**** Текст для чтения

Лабиринт в конце тоннеля
— Хотите или нет, но всё идёт от мира взрослых. А слепо принять его закон я просто не могу. У меня внутренний протест. Ну, значит, я должен исходить из своего ощущения и жить, как умею. Просто подлаживаться, лгать, — мол, это для вас хорошо, — и мне, значит, хорошо, — я не могу так. Какой смысл? Ну ладно, я отказался от одного театра в пользу другого.
Фильм латышского режиссера Юриса Подниекса , «Легко ли быть молодым?» («vai viegli but jaunam?») снят в 1985–1986 гг., вышел в прокат одной копией в 1987 г. Те, кому сейчас 25, в том числе профессионалы центральных телеканалов, о нём не слышали. Фильм попадётся впервые странице на 4-й списка результатов поиска в yandex по его русскому названию. Для заставших 1987-й уже взрослыми, выход картины был сенсацией, незабываемым событием, особенно для интеллигенции столиц. В кинотеатр «Россия» выстроились очереди, кто не мог в них встать, слушали пересказы со слов и из писем знакомых. Для современного читателя, — из писем рукописных, ныне практически забытых.
Учитывая мощное звучание фильма в своё время, естественно, что о нём кое-что уже писалось , но недоумение молодых специалистов, как и отсутствие статей о самом фильме и его авторе в русскоязычной wikipedia, — повод о нём вспомнить.

********
**** Перечень строк

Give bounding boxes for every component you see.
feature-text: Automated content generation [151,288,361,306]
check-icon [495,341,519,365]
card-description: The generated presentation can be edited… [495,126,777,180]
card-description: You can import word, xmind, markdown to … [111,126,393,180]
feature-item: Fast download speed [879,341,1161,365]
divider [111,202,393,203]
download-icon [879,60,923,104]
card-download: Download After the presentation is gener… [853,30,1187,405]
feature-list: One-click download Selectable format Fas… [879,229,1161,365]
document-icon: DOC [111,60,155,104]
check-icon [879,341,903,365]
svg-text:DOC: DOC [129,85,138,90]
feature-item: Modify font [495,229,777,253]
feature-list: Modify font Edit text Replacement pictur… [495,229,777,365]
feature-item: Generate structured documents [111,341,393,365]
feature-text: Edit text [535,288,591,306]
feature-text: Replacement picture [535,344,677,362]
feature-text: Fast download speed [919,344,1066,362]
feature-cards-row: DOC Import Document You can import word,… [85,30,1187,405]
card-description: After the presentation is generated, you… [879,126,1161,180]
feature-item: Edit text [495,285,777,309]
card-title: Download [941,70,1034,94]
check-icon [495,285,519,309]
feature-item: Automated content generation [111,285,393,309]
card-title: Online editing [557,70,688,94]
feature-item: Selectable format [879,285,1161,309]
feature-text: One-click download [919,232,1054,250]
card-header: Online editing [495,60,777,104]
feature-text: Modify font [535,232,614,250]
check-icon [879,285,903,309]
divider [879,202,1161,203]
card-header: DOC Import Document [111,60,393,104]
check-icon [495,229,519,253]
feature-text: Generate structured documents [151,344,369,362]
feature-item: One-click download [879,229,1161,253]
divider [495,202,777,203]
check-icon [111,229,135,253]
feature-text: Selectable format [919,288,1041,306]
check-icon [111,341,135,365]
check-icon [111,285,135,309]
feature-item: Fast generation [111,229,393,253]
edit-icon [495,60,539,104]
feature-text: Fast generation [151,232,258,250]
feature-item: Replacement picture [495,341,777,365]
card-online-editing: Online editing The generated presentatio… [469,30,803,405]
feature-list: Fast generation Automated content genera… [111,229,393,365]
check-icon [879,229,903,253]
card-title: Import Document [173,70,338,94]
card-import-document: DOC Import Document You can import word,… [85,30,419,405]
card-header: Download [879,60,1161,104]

********

### Короткое упражнение
Перепишите из текста о фильме «Легко ли быть молодым?» отрывок, который начинается словами «Лабиринт в конце» и заканчивается словами «в пользу другого.» включительно.

### Ответ к упражнению
Лабиринт в конце тоннеля
— Хотите или нет, но всё идёт от мира взрослых. А слепо принять его закон я просто не могу. У меня внутренний протест. Ну, значит, я должен исходить из своего ощущения и жить, как умею. Просто подлаживаться, лгать, — мол, это для вас хорошо, — и мне, значит, хорошо, — я не могу так. Какой смысл? Ну ладно, я отказался от одного театра в пользу другого.